▶ Data records
....
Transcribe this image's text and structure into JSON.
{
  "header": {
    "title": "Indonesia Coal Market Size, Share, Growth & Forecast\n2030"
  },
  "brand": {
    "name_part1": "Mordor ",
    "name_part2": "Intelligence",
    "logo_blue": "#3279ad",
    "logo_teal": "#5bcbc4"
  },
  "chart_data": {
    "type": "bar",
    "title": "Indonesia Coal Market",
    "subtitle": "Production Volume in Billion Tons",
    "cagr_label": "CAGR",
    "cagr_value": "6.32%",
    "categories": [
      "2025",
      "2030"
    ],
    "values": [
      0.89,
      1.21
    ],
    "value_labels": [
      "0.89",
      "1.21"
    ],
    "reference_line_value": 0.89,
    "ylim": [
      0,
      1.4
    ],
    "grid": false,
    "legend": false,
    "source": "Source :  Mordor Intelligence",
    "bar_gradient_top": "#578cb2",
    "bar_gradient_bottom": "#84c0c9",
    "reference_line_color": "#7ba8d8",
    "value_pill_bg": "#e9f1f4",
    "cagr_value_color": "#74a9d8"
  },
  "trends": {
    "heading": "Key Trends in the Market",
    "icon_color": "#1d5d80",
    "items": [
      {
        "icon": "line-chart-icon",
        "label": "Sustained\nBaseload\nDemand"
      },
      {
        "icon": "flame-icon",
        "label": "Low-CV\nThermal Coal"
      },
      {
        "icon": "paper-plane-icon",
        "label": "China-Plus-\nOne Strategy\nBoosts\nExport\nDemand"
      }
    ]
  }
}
....
▶ What you are asked to do
Copy each record from above exactly, and include every line.

▶ Output below
Transcribe this image's text and structure into JSON.
{
  "header": {
    "title": "Indonesia Coal Market Size, Share, Growth & Forecast\n2030"
  },
  "brand": {
    "name_part1": "Mordor ",
    "name_part2": "Intelligence",
    "logo_blue": "#3279ad",
    "logo_teal": "#5bcbc4"
  },
  "chart_data": {
    "type": "bar",
    "title": "Indonesia Coal Market",
    "subtitle": "Production Volume in Billion Tons",
    "cagr_label": "CAGR",
    "cagr_value": "6.32%",
    "categories": [
      "2025",
      "2030"
    ],
    "values": [
      0.89,
      1.21
    ],
    "value_labels": [
      "0.89",
      "1.21"
    ],
    "reference_line_value": 0.89,
    "ylim": [
      0,
      1.4
    ],
    "grid": false,
    "legend": false,
    "source": "Source :  Mordor Intelligence",
    "bar_gradient_top": "#578cb2",
    "bar_gradient_bottom": "#84c0c9",
    "reference_line_color": "#7ba8d8",
    "value_pill_bg": "#e9f1f4",
    "cagr_value_color": "#74a9d8"
  },
  "trends": {
    "heading": "Key Trends in the Market",
    "icon_color": "#1d5d80",
    "items": [
      {
        "icon": "line-chart-icon",
        "label": "Sustained\nBaseload\nDemand"
      },
      {
        "icon": "flame-icon",
        "label": "Low-CV\nThermal Coal"
      },
      {
        "icon": "paper-plane-icon",
        "label": "China-Plus-\nOne Strategy\nBoosts\nExport\nDemand"
      }
    ]
  }
}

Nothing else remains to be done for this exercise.